Collected data:
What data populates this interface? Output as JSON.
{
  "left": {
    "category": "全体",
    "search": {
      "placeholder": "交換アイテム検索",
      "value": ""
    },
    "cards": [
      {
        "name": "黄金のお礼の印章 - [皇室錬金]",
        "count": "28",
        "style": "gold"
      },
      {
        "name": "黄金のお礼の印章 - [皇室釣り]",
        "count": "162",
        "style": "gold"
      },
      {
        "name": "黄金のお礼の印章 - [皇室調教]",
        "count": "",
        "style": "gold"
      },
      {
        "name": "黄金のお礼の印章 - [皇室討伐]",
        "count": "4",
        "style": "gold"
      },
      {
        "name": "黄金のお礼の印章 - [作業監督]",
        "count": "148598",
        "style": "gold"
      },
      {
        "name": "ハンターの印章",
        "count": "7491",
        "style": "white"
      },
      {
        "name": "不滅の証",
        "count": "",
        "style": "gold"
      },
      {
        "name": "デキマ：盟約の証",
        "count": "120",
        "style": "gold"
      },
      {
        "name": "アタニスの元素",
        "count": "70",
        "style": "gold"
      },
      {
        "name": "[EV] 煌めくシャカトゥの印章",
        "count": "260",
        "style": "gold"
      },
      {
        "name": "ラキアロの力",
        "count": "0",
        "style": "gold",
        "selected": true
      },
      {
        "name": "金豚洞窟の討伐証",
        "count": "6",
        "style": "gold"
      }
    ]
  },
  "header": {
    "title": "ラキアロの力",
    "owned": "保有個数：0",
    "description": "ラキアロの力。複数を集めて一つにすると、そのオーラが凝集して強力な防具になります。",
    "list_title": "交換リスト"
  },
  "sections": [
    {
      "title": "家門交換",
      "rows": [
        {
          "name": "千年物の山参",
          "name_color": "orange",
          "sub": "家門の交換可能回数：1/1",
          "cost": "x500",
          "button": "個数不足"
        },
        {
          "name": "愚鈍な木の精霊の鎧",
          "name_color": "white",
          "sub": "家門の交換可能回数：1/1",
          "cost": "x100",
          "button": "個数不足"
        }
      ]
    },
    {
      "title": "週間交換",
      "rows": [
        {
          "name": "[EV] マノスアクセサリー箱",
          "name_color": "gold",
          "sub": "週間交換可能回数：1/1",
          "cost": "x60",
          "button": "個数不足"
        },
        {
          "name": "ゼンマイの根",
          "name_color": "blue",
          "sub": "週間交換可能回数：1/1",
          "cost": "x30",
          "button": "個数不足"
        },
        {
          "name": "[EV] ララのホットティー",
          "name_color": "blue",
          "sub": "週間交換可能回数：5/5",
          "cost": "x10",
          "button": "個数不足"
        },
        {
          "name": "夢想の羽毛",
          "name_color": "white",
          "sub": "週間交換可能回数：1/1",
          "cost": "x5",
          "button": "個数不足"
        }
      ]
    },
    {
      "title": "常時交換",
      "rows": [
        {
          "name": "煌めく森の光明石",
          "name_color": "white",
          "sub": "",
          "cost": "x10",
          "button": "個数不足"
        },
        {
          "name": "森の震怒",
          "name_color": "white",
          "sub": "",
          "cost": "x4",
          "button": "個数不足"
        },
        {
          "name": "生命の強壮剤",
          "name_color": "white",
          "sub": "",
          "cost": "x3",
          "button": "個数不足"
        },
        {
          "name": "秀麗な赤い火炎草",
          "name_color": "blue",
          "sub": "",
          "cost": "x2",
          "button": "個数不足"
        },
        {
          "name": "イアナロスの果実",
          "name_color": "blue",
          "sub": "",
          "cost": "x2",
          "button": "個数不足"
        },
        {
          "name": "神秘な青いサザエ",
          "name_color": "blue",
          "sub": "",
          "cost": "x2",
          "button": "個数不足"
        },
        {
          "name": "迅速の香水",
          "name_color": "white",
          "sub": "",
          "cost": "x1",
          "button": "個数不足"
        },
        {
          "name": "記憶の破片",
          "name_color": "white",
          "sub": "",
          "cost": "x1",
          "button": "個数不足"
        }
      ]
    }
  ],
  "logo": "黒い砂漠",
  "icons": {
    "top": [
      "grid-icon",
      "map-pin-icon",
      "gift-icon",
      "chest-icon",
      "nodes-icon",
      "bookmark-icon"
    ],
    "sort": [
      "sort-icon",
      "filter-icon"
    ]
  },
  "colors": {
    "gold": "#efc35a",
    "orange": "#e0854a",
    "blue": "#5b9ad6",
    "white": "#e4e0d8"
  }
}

==

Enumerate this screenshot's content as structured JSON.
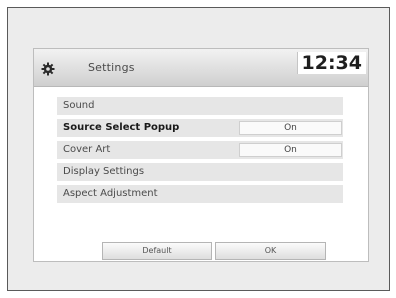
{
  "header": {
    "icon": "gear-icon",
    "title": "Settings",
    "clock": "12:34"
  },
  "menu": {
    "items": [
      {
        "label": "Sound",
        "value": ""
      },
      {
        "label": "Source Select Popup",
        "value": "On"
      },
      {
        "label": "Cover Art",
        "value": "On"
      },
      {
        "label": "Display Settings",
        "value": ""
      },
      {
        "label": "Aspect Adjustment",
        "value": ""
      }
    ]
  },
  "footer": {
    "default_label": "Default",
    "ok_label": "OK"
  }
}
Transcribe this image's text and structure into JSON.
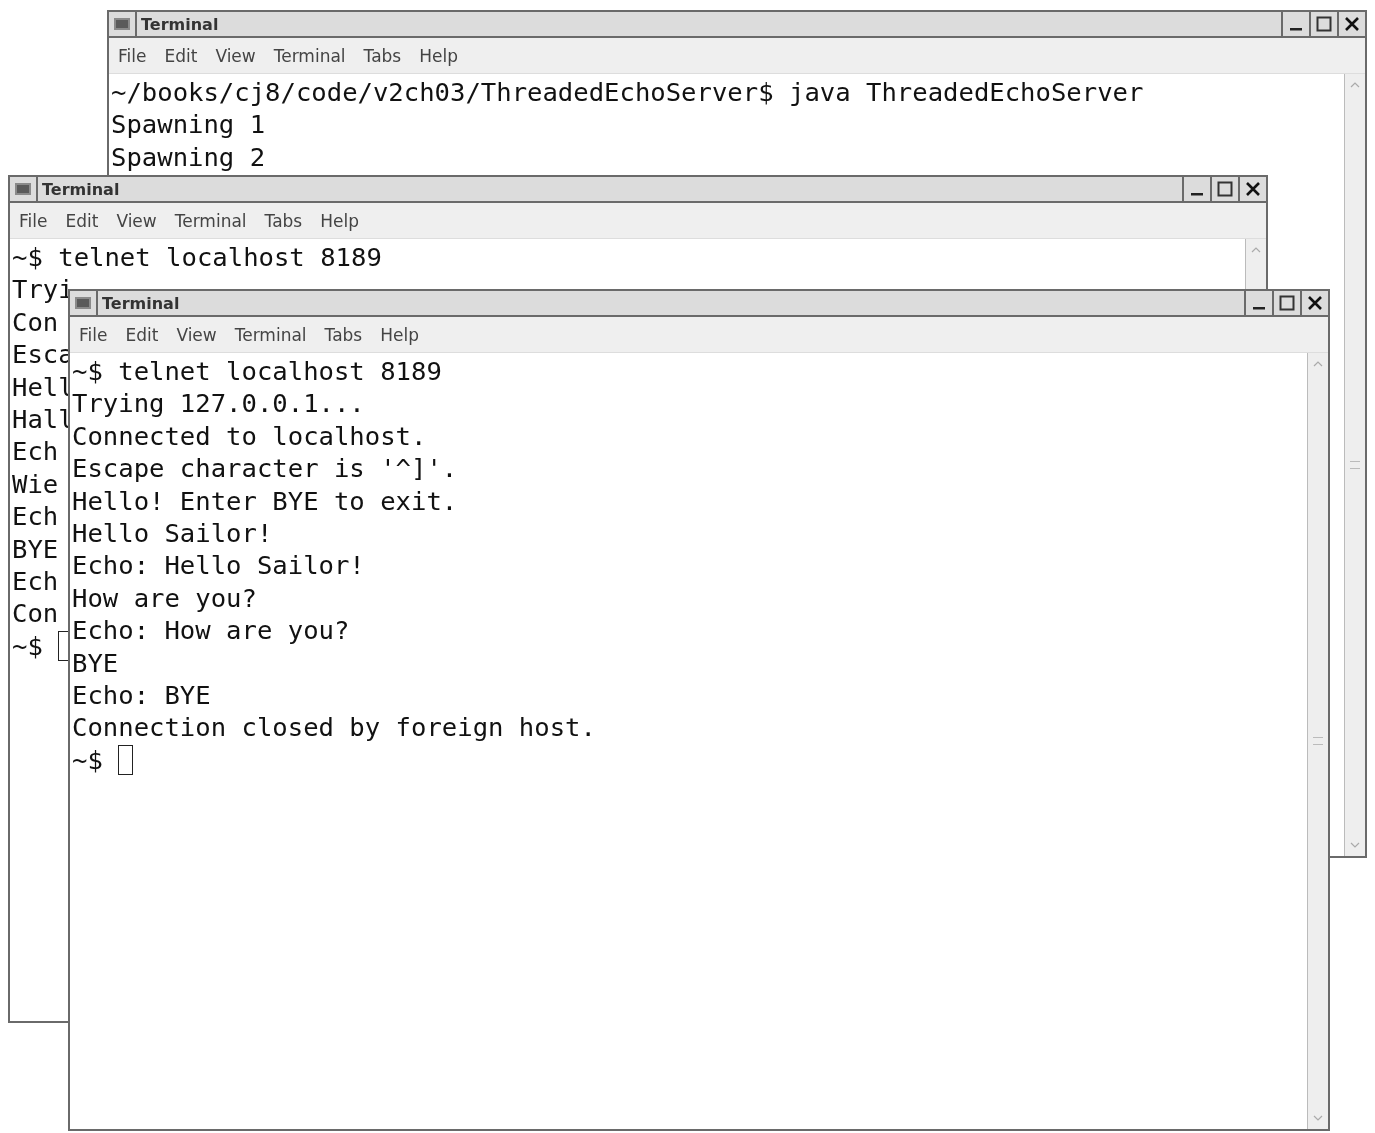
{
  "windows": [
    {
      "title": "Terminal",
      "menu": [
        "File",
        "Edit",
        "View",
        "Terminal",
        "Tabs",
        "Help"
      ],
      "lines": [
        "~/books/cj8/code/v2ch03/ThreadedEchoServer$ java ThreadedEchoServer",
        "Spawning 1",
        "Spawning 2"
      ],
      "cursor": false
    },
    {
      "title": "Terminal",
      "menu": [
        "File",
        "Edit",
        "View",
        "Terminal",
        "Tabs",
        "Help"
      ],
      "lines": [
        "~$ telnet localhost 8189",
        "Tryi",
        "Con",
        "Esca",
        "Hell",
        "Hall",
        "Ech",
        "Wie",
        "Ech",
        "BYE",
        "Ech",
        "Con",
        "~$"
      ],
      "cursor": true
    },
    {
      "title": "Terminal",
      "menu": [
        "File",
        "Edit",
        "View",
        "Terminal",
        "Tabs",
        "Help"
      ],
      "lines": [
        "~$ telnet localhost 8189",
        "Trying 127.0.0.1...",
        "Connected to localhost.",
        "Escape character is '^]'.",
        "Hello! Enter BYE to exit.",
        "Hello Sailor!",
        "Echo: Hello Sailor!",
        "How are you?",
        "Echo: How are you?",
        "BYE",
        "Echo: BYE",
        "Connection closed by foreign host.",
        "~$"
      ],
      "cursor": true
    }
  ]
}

Task brief: Show the lines of the material that contain the word "JSON".

Exercise answer:
What data populates this interface? Output as JSON.
Enumerate this screenshot's content as structured JSON.
Transcribe this image's text and structure into JSON.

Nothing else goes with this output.